State the count of lines below in which the word "this" appears, and add nothing.
[Start Data extract]
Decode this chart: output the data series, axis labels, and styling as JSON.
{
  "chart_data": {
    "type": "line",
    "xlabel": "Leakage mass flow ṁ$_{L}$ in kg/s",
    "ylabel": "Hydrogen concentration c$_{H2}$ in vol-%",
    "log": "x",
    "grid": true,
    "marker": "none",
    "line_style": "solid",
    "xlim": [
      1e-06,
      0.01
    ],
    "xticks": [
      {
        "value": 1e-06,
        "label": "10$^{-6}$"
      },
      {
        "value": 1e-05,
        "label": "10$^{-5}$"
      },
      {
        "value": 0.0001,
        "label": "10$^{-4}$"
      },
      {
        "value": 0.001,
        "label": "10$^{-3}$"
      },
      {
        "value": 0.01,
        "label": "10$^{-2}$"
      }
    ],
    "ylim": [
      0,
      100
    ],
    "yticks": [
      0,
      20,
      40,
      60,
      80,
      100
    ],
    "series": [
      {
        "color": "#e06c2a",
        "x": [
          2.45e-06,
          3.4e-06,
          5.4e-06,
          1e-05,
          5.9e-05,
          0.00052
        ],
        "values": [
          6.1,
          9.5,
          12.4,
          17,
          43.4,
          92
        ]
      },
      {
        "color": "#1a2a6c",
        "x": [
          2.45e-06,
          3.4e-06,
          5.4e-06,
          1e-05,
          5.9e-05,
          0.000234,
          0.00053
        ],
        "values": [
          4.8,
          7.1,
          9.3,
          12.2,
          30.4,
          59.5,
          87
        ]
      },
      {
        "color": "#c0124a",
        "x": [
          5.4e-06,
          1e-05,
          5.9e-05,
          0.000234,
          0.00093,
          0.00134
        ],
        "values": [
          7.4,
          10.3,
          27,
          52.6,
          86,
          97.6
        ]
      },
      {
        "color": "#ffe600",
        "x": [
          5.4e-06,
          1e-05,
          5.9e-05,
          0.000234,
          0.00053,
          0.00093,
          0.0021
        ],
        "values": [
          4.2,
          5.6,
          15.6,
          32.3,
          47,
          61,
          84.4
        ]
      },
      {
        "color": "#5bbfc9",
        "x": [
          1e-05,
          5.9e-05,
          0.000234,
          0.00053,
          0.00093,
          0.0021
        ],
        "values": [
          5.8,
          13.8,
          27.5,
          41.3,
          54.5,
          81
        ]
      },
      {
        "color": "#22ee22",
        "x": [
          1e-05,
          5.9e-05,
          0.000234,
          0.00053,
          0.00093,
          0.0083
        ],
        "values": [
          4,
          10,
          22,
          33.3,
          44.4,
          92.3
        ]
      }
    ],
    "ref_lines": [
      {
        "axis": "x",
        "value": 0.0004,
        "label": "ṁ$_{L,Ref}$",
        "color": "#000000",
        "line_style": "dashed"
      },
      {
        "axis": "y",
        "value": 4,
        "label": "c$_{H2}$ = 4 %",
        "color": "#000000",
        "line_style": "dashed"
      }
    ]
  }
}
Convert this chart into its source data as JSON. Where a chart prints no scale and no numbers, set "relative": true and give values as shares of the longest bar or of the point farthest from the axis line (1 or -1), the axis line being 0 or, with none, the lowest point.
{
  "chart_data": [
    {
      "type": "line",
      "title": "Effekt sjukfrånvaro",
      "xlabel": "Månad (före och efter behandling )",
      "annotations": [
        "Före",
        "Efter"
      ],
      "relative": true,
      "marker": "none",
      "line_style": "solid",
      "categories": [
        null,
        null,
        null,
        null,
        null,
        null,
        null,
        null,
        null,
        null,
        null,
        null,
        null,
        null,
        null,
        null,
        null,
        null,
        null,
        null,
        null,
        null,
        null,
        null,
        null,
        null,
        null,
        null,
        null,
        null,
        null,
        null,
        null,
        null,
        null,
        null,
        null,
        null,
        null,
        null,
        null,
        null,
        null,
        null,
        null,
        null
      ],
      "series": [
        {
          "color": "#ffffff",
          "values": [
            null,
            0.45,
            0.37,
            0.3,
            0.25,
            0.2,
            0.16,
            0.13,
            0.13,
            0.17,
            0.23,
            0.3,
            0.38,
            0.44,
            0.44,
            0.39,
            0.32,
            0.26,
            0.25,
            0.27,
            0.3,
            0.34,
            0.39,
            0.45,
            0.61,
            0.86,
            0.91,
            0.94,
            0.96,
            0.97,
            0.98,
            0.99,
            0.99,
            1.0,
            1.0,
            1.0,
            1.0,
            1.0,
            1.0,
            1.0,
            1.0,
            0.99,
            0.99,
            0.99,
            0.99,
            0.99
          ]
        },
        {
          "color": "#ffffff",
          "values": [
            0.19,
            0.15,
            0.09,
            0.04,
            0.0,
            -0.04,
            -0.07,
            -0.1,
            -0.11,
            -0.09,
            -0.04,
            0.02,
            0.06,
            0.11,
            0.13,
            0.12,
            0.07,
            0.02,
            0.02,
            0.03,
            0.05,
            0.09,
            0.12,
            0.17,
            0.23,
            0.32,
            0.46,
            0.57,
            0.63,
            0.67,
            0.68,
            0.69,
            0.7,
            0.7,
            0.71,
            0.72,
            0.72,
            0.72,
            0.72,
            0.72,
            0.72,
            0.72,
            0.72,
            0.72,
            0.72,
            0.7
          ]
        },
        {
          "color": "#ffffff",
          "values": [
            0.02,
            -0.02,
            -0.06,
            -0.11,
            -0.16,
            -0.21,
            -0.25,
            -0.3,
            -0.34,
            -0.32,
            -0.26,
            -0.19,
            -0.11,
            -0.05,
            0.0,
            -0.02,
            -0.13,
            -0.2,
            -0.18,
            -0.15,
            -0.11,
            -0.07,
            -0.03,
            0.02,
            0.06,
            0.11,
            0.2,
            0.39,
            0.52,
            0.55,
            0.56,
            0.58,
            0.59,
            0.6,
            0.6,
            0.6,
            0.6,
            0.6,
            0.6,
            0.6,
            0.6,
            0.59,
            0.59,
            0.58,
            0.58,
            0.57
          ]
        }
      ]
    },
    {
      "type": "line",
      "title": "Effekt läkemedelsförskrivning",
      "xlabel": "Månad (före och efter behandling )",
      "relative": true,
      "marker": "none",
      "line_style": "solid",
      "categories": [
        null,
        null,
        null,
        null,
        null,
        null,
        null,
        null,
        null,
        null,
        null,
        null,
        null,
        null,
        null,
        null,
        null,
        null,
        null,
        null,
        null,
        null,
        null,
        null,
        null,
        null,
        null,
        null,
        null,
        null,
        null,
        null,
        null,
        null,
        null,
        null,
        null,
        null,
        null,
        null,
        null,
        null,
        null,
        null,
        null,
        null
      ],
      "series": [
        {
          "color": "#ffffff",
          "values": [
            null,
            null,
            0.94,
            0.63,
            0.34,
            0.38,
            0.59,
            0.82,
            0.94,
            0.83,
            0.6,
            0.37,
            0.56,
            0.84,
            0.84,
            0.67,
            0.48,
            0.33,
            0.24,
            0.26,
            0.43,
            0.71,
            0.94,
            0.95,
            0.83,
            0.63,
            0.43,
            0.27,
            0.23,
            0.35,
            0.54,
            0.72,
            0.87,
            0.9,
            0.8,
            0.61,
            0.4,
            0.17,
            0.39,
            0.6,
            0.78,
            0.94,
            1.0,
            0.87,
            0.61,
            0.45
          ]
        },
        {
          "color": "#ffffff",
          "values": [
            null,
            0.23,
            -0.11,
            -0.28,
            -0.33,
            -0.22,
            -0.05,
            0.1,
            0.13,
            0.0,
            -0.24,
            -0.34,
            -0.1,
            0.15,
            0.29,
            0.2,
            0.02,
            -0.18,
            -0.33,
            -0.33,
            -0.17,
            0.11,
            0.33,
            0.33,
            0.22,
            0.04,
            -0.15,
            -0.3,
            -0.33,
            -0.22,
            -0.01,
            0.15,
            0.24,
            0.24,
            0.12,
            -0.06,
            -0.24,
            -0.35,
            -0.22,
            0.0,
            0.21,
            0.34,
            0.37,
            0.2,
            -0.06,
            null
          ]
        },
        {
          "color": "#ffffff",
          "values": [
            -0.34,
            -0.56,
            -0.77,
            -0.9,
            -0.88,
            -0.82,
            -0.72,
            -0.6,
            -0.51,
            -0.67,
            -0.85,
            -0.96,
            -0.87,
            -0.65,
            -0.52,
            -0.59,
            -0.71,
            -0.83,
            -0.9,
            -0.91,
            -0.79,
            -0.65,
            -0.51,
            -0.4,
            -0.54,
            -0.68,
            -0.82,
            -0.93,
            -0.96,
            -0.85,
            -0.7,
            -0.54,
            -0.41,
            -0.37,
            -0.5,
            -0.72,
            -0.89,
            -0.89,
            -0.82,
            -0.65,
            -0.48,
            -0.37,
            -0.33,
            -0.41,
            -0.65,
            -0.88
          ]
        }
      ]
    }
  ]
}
[End Data extract]
**Task response**
2